■ **PROBLEM TO WORK ON**
Count every line of the material that holds the string "cases". Respond with the total only.

■ **Dataset records**
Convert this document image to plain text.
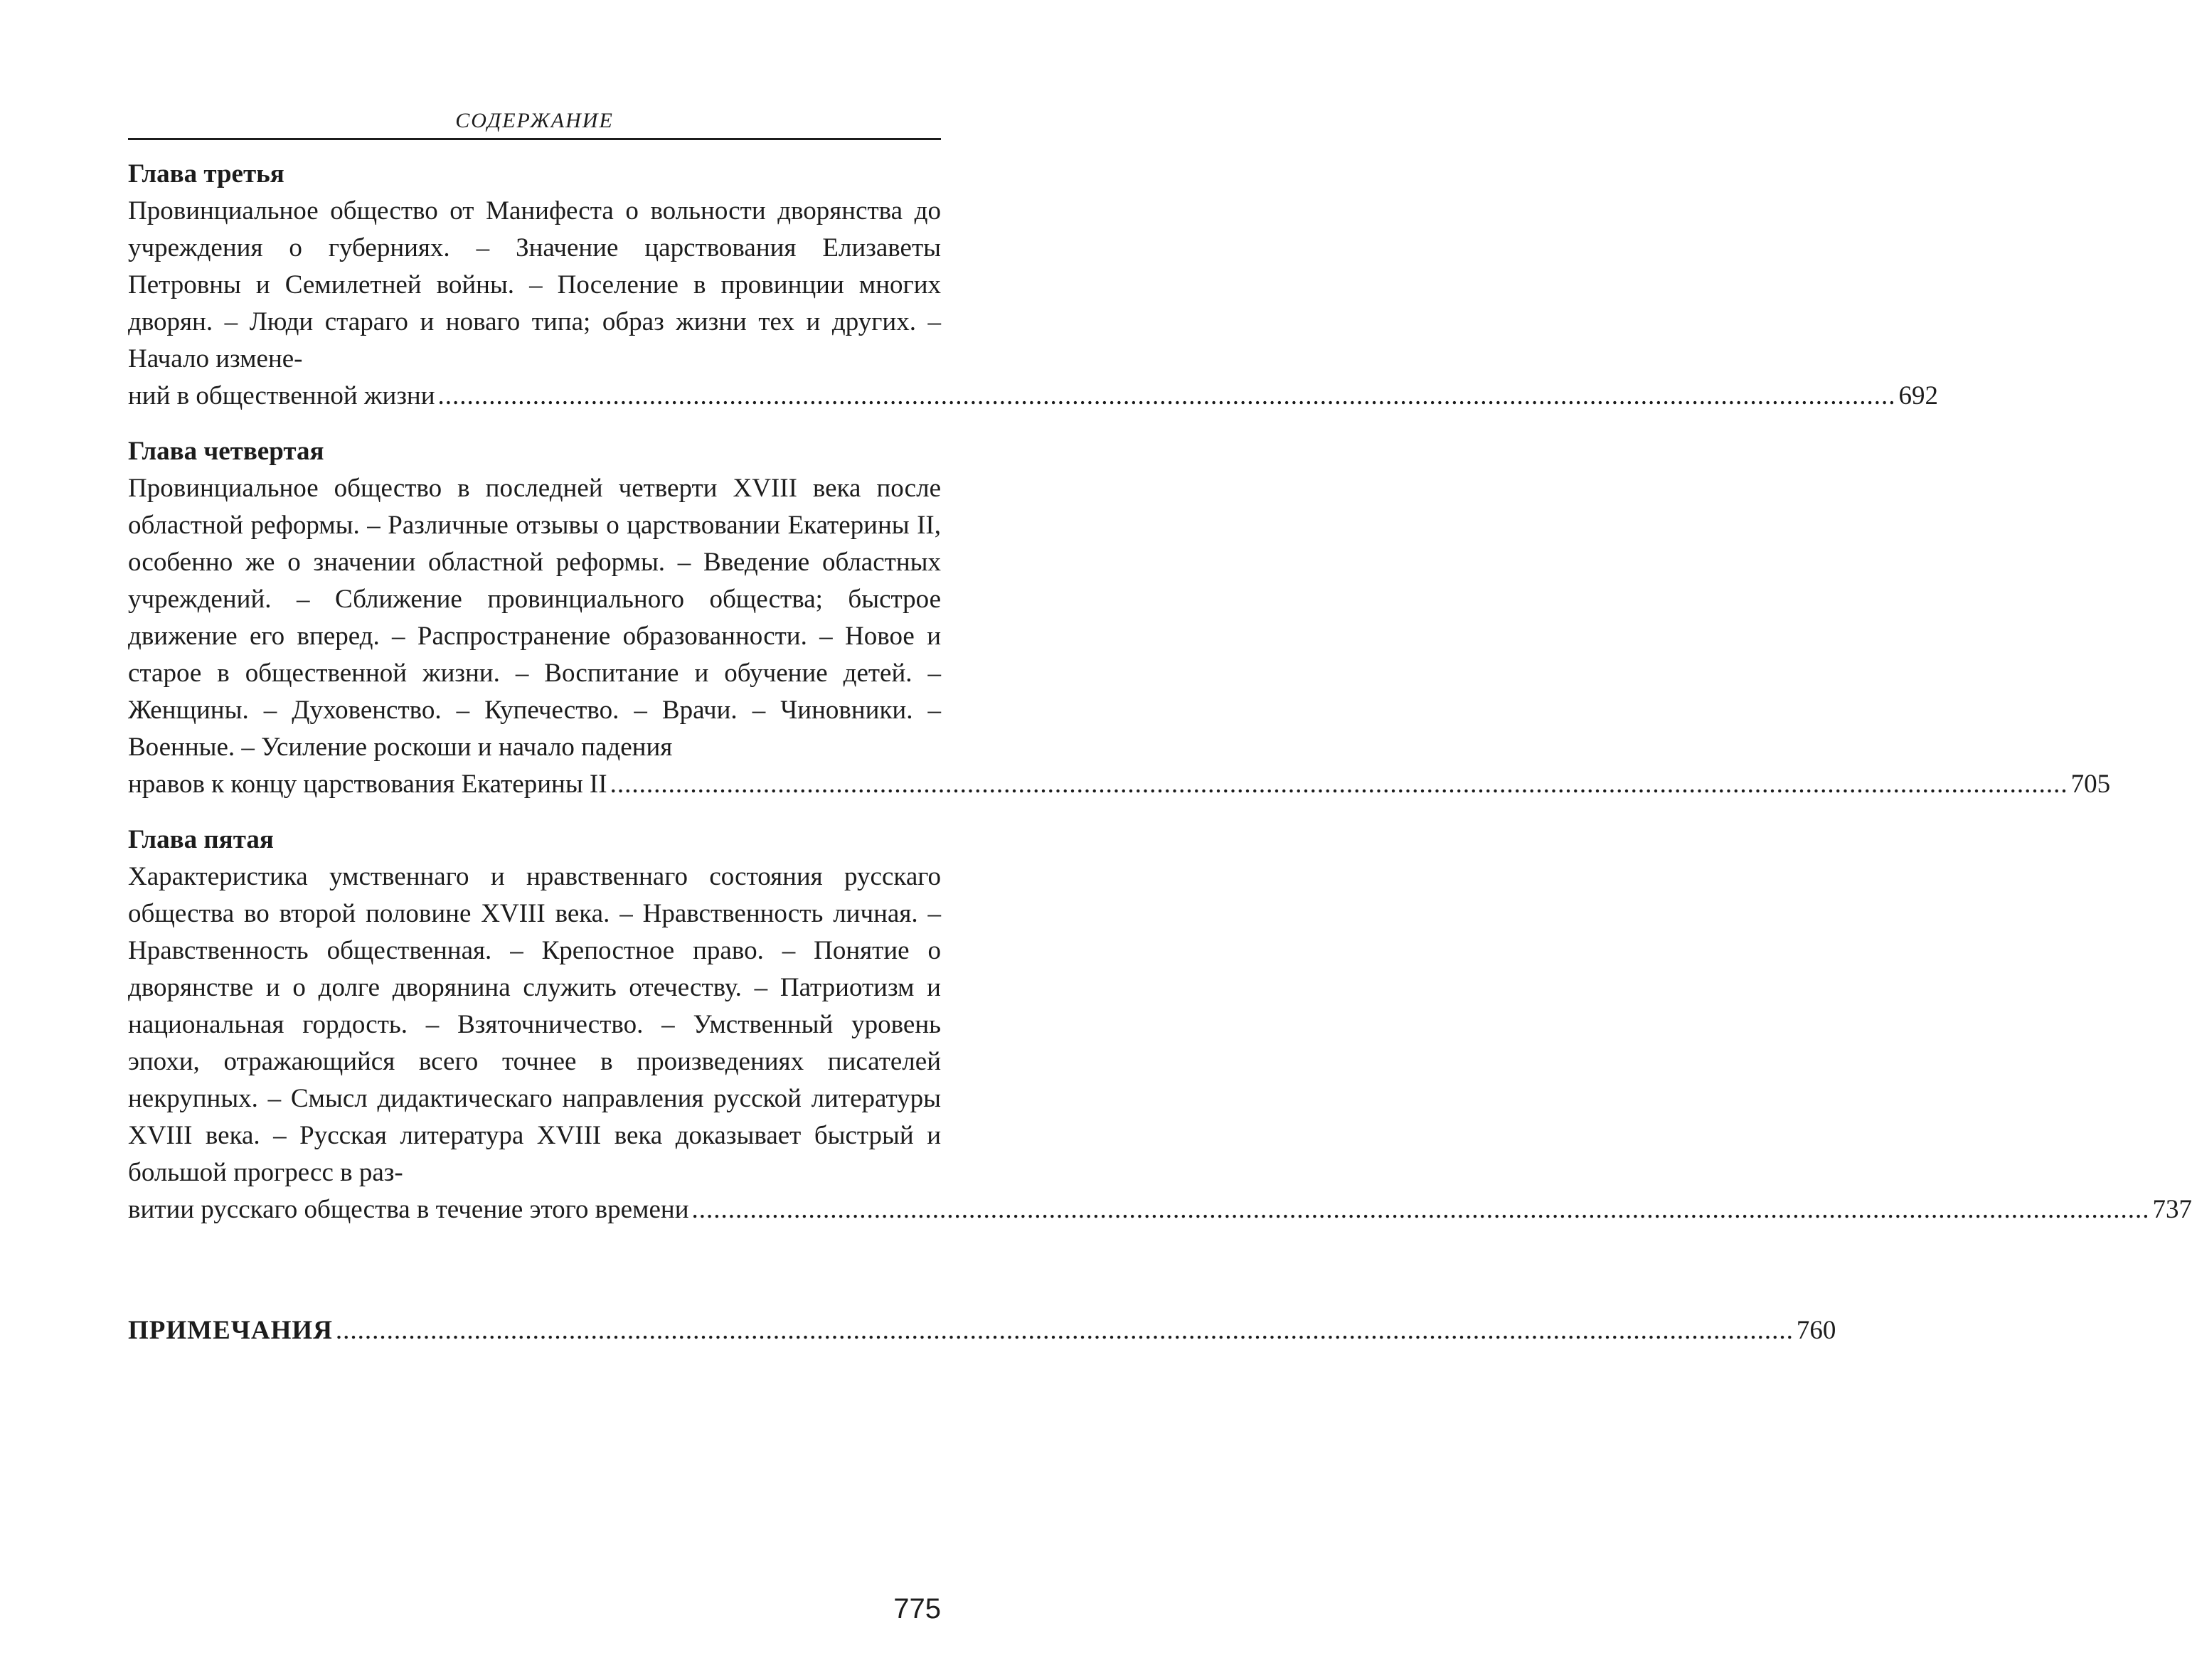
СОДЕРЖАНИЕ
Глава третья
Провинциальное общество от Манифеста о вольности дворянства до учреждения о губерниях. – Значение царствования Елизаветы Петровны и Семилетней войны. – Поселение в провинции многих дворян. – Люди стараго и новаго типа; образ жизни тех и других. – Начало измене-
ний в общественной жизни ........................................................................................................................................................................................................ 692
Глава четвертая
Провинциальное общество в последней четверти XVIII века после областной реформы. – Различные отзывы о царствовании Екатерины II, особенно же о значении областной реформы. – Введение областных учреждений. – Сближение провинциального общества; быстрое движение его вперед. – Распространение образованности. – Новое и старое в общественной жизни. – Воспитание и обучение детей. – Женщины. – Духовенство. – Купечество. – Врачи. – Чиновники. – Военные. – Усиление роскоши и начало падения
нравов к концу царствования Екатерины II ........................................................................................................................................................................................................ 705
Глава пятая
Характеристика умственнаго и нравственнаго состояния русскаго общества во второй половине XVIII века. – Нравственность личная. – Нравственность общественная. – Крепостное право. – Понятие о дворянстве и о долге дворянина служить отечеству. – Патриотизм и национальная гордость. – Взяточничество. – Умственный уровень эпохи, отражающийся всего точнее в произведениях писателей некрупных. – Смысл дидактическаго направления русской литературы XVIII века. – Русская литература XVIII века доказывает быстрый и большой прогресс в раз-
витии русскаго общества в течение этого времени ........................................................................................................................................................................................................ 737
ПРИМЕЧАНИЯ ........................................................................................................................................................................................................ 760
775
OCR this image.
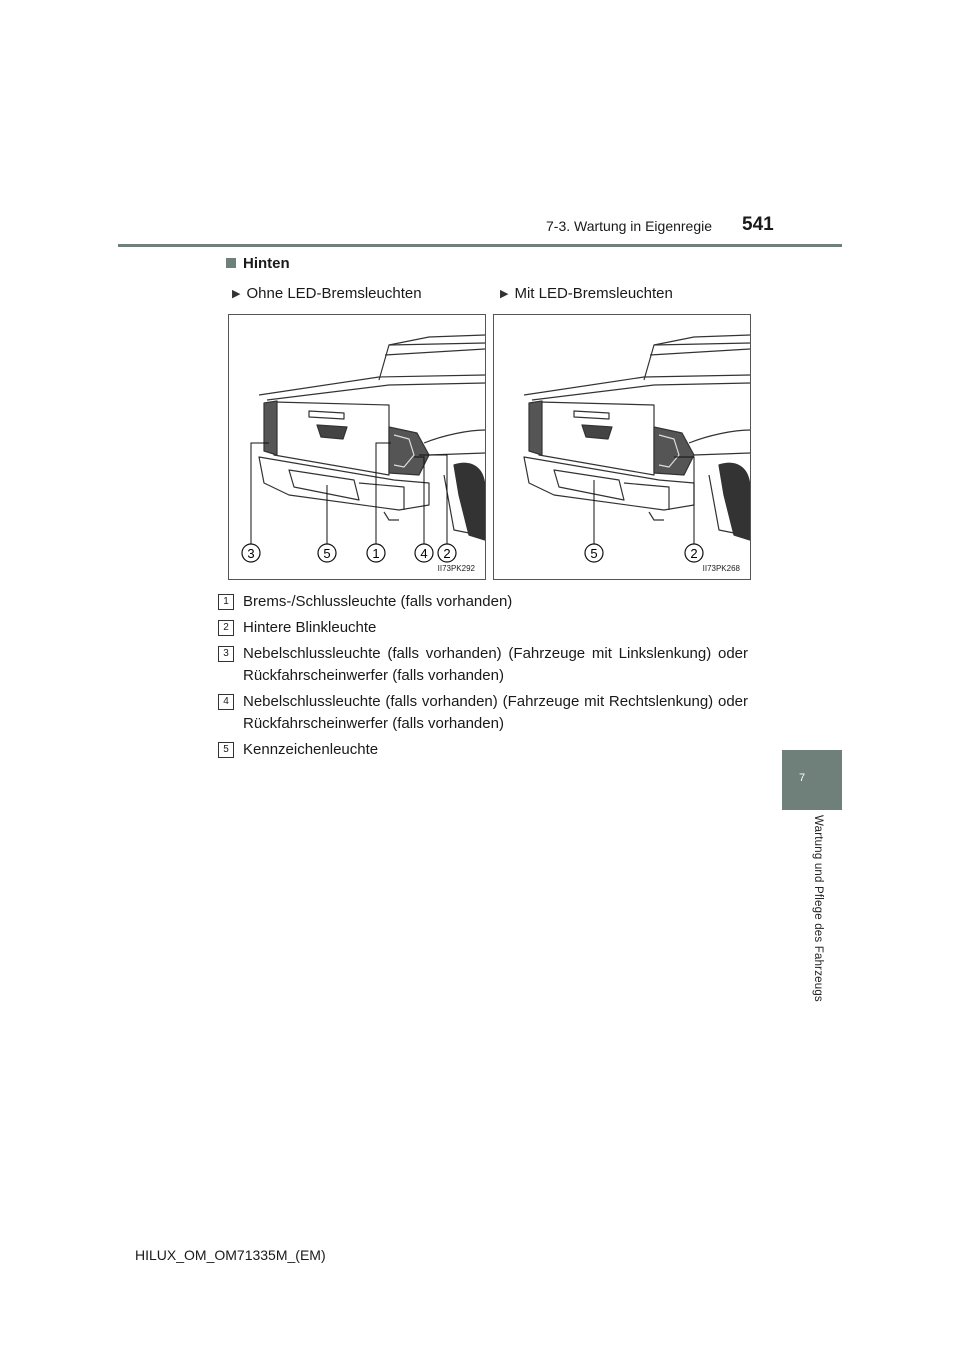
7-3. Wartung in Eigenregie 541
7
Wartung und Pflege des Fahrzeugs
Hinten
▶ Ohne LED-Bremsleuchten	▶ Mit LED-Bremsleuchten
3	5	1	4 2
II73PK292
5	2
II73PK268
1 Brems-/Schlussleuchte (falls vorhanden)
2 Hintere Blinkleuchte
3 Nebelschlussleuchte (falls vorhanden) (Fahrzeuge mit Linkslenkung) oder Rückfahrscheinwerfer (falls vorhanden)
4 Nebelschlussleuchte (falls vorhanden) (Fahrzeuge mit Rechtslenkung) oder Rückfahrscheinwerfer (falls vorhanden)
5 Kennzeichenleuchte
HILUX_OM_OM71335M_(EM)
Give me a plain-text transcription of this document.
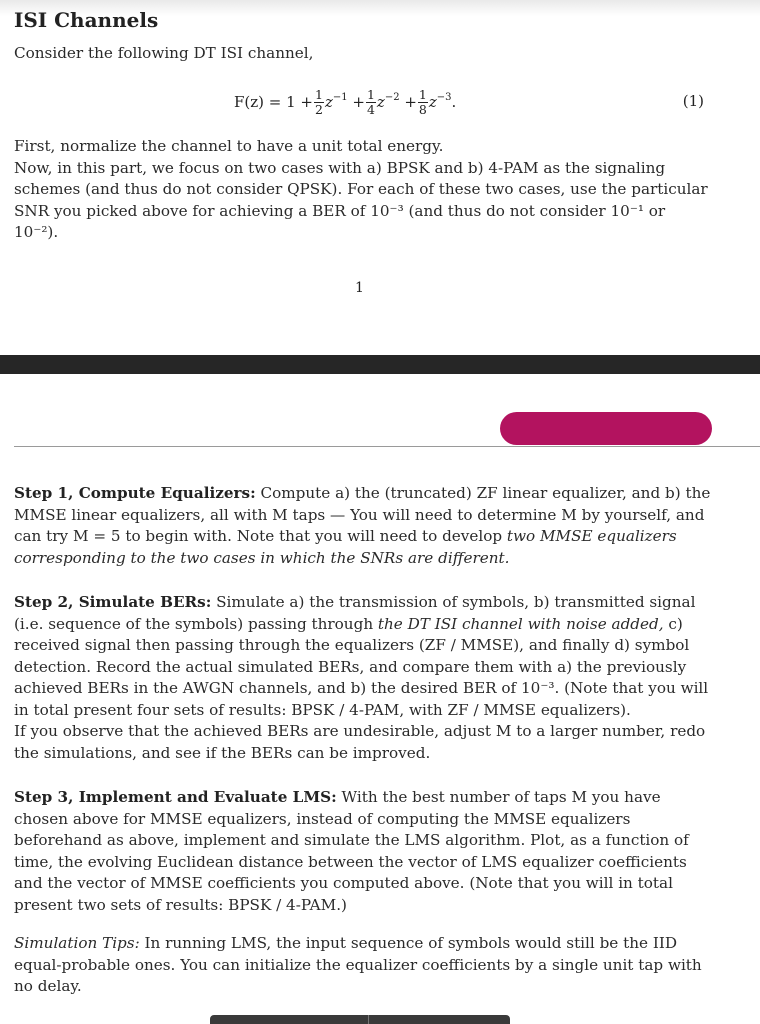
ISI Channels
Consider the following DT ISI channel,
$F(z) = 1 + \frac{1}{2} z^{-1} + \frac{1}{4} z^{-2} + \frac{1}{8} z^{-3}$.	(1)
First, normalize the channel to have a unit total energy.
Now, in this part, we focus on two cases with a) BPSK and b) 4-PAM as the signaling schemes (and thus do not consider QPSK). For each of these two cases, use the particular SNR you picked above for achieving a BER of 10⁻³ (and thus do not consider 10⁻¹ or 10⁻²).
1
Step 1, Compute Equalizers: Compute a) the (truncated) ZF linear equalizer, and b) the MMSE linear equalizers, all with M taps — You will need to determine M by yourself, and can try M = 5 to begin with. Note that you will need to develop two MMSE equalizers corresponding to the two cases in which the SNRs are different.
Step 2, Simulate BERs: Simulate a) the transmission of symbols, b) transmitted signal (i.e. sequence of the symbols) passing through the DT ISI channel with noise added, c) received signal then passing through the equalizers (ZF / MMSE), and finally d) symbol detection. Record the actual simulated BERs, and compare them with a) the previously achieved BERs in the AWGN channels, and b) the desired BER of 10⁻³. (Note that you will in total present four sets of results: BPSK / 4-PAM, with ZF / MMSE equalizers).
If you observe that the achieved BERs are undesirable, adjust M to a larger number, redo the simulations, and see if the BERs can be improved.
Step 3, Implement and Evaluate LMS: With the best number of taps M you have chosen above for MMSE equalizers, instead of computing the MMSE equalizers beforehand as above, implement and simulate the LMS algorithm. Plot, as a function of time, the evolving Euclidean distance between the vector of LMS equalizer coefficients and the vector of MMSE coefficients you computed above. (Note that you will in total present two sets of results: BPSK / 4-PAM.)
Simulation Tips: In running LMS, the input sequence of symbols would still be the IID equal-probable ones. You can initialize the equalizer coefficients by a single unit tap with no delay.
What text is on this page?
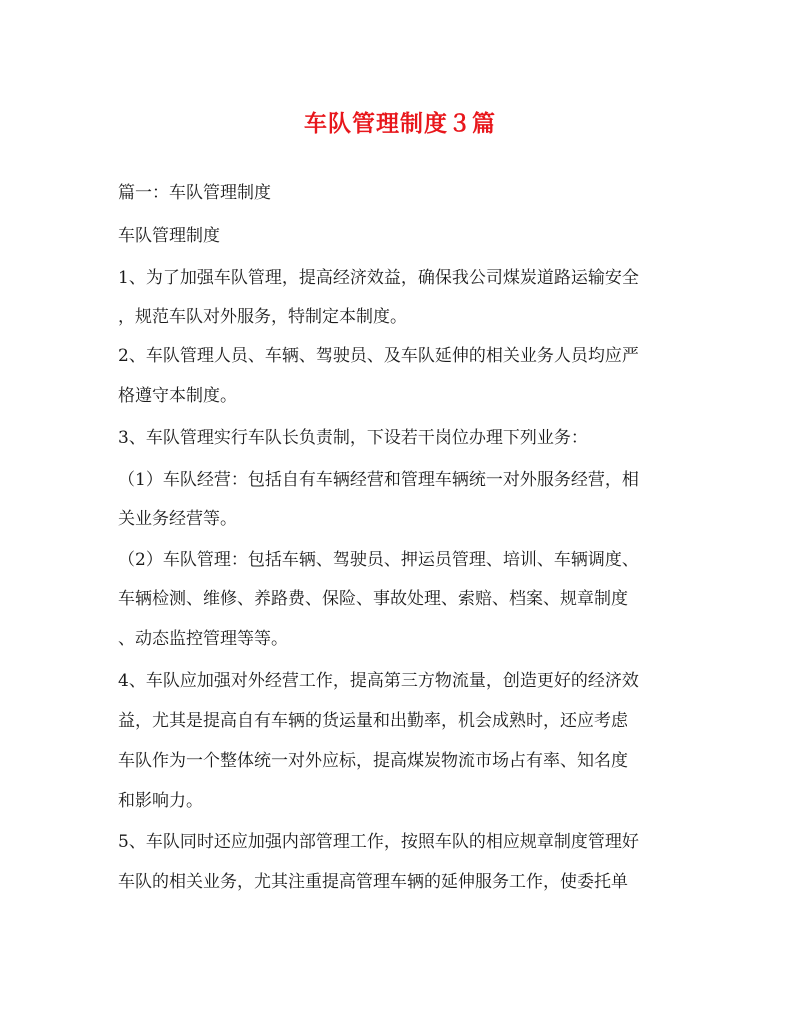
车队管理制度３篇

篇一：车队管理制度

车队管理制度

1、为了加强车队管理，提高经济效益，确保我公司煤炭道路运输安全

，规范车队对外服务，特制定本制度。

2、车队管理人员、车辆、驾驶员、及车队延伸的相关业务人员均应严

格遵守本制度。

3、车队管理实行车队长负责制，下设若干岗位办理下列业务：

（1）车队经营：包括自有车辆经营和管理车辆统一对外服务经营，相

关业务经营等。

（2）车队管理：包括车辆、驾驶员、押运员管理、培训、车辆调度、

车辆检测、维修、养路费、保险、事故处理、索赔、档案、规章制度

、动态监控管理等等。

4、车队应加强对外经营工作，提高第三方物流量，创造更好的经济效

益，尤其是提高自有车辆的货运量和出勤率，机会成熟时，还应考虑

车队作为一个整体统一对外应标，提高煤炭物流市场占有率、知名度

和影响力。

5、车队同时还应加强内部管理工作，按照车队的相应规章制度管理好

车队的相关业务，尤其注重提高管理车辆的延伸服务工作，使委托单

■ **WORKED SOLUTION**
2